• _Provided text_
##############################

So let me start: I am a Korean national. Beyond that, the way I kept up with important political events for most of my life was tangential. I’d hearing about it from family and friends, in passing, the TV screens where the debaters and mediators would zealously deliver their points. Prior to my junior year in college, I did not bat an eye at these issues, how people would protest over their rights, or others’ rights. Being politically active while young was a bit taboo where I grew up and to be honest these street protesters, who seemed almost demagogical and so righteous at the time, were scary. I always remember this kid in my homeroom that went on a one person strike and got made fun of for an entire year. To think that I would turn to policy, a world in which you have to keep up with current affairs like a Spanish nanny watches a telenovela, and join a political research think tank on K street — neither I nor the ones who know me very well could fathom it.

Perhaps it was a random chance happening. This adventitious venture into this wonderful program from opportunities granted to me as a hardcore science or nerd major has proven that I, too, am interested in policy. It really is like watching a drama unfold. But it’s all sorts of drama, it turns out, or at least on the think tanks’ side of it. A bill passing, watching how fast or how slow a proposal moves on the floor, or hearing about a big concession made by industry in our favor or an approval from congressional members, etc. And it’s really not hard to get sucked into this world because it’s so dynamic and interesting.

##############################

• _Items_

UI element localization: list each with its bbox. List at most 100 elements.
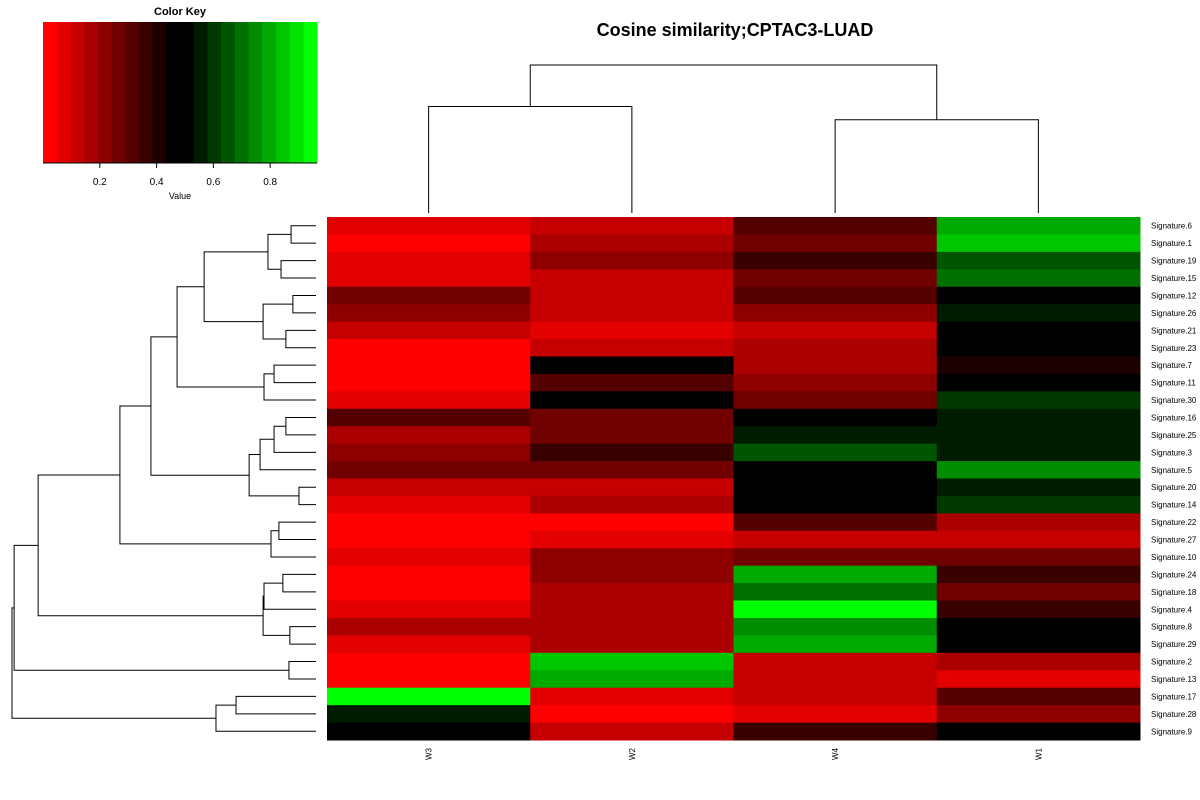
heatmap-cell xyxy=(733,356,938,375)
dendrogram-branch xyxy=(262,595,290,636)
heatmap-cells xyxy=(327,217,1141,741)
heatmap-cell xyxy=(936,461,1141,479)
heatmap-cell xyxy=(327,583,531,602)
color-key-title: Color Key xyxy=(154,6,207,18)
heatmap-cell xyxy=(733,373,938,392)
dendrogram-branch xyxy=(282,573,316,593)
row-label: Signature.1 xyxy=(1151,239,1192,248)
dendrogram-branch xyxy=(834,119,1039,213)
row-label: Signature.4 xyxy=(1151,605,1192,614)
heatmap-cell xyxy=(327,286,531,305)
heatmap-cell xyxy=(936,705,1141,724)
heatmap-cell xyxy=(530,617,734,636)
heatmap-cell xyxy=(327,548,531,567)
dendrogram-branch xyxy=(37,474,264,617)
heatmap-cell xyxy=(936,251,1141,270)
heatmap-cell xyxy=(327,234,531,253)
heatmap-cell xyxy=(530,565,734,584)
dendrogram-branch xyxy=(290,225,316,244)
row-label: Signature.16 xyxy=(1151,413,1197,422)
heatmap-cell xyxy=(936,339,1141,357)
heatmap-cell xyxy=(530,583,734,602)
heatmap-cell xyxy=(936,304,1141,323)
heatmap-cell xyxy=(530,652,734,671)
row-label: Signature.15 xyxy=(1151,274,1197,283)
row-labels: Signature.6 Signature.1 Signature.19 Signat… xyxy=(1151,222,1197,737)
heatmap-cell xyxy=(327,670,531,689)
heatmap-cell xyxy=(530,495,734,514)
heatmap-cell xyxy=(733,565,938,584)
heatmap-cell xyxy=(530,705,734,724)
heatmap-cell xyxy=(733,251,938,270)
heatmap-cell xyxy=(733,217,938,235)
color-key-bin xyxy=(207,22,222,163)
heatmap-cell xyxy=(733,617,938,636)
color-key-xlabel: Value xyxy=(169,191,191,201)
heatmap-cell xyxy=(733,600,938,619)
heatmap-cell xyxy=(733,670,938,689)
row-label: Signature.18 xyxy=(1151,588,1197,597)
color-key-bin xyxy=(248,22,263,163)
heatmap-cell xyxy=(327,391,531,410)
row-label: Signature.30 xyxy=(1151,396,1197,405)
row-label: Signature.14 xyxy=(1151,501,1197,510)
row-label: Signature.7 xyxy=(1151,361,1192,370)
color-key-bin xyxy=(125,22,140,163)
color-key-bin xyxy=(262,22,277,163)
dendrogram-branch xyxy=(298,486,316,506)
color-key-tick-label: 0.6 xyxy=(206,177,220,188)
row-label: Signature.19 xyxy=(1151,257,1197,266)
heatmap-cell xyxy=(327,513,531,532)
heatmap-cell xyxy=(733,652,938,671)
row-label: Signature.13 xyxy=(1151,675,1197,684)
heatmap-cell xyxy=(327,251,531,270)
heatmap-cell xyxy=(530,356,734,375)
row-label: Signature.12 xyxy=(1151,291,1197,300)
heatmap-cell xyxy=(327,478,531,497)
heatmap-cell xyxy=(530,321,734,340)
heatmap-cell xyxy=(327,443,531,462)
heatmap-cell xyxy=(936,321,1141,340)
dendrogram-branch xyxy=(11,607,216,719)
heatmap-cell xyxy=(733,286,938,305)
heatmap-cell xyxy=(733,234,938,253)
row-label: Signature.21 xyxy=(1151,326,1197,335)
heatmap-cell xyxy=(327,269,531,288)
color-key-tick-label: 0.2 xyxy=(93,177,107,188)
row-label: Signature.6 xyxy=(1151,222,1192,231)
row-label: Signature.20 xyxy=(1151,483,1197,492)
row-label: Signature.8 xyxy=(1151,623,1192,632)
color-key-bin xyxy=(234,22,250,163)
dendrogram-branch xyxy=(259,438,316,471)
color-key-bin xyxy=(97,22,113,163)
heatmap-cell xyxy=(327,705,531,724)
heatmap-cell xyxy=(936,530,1141,549)
row-label: Signature.29 xyxy=(1151,640,1197,649)
heatmap-cell xyxy=(327,426,531,445)
heatmap-cell xyxy=(936,426,1141,445)
dendrogram-branch xyxy=(289,626,316,645)
heatmap-cell xyxy=(936,286,1141,305)
row-dendrogram xyxy=(11,225,316,732)
heatmap-cell xyxy=(733,687,938,706)
dendrogram-branch xyxy=(13,544,289,671)
heatmap-cell xyxy=(733,339,938,357)
heatmap-cell xyxy=(733,513,938,532)
dendrogram-branch xyxy=(270,530,316,558)
row-label: Signature.2 xyxy=(1151,658,1192,667)
heatmap-cell xyxy=(327,356,531,375)
row-label: Signature.11 xyxy=(1151,379,1196,388)
heatmap-cell xyxy=(530,426,734,445)
heatmap-cell xyxy=(530,635,734,654)
heatmap-cell xyxy=(733,722,938,741)
heatmap-cell xyxy=(936,443,1141,462)
heatmap-cell xyxy=(530,217,734,235)
color-key-bins xyxy=(43,22,318,163)
heatmap-cell xyxy=(327,304,531,323)
dendrogram-branch xyxy=(262,303,293,340)
color-key-bin xyxy=(193,22,208,163)
heatmap-cell xyxy=(936,635,1141,654)
row-label: Signature.22 xyxy=(1151,518,1197,527)
heatmap-cell xyxy=(936,513,1141,532)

##############################

• _Stated goal 1_
In the essay about turning to policy, where is the political research think tank that the writer joined located?
• _Stated goal 2_
Output the part of the essay about turning to policy from "Perhaps it was" up to and including "dynamic and interesting.".
• _Stated goal 3_
Pick up the essay about turning to policy after its last sentence and continue it.
The material plays no part in this work.

• _Task response 1_
It is on K street.

• _Task response 2_
Perhaps it was a random chance happening. This adventitious venture into this wonderful program from opportunities granted to me as a hardcore science or nerd major has proven that I, too, am interested in policy. It really is like watching a drama unfold. But it’s all sorts of drama, it turns out, or at least on the think tanks’ side of it. A bill passing, watching how fast or how slow a proposal moves on the floor, or hearing about a big concession made by industry in our favor or an approval from congressional members, etc. And it’s really not hard to get sucked into this world because it’s so dynamic and interesting.

• _Task response 3_
The organization I intern for is called the Global America Business Institute. It’s a nuclear policy research think tank on the public education end. A range of issues fall into this theme, such as nuclear energy, nuclear weapons (and its sister, denuclearization) and a broader theme of renewables. Other think tanks established along our line of work can focus more on informing and influencing congressional members with connections and conversations, but we stick to our side of things by publishing briefs to be publicly available, and interacting with other information sources.

My first event was on the State of Germany’s Energy Transition at the Dirksen Senate Office Building — real grandiose, the kind of room that when you walk in you have to take a minute to look around. Nobody handed me A Handbook to Policy Internship on my first day of work, but I was surely given a place to go to, with an assignment. I wrote a seminar report on the event which would soon be disseminated to other cooperating think tanks, as well as partners based in other countries, including Korea. A week in, I am starting to pick up on the language and the ethos that characterize our office, that is different from those used at a public hearing, that is nuanced, that is educational and enlightening in an eye-opening way to a first-timer. And so I find myself closer to the policy world and understanding its players at different levels, how they run, and maybe beginning to chip away at the wall of simplicity I had built all these years.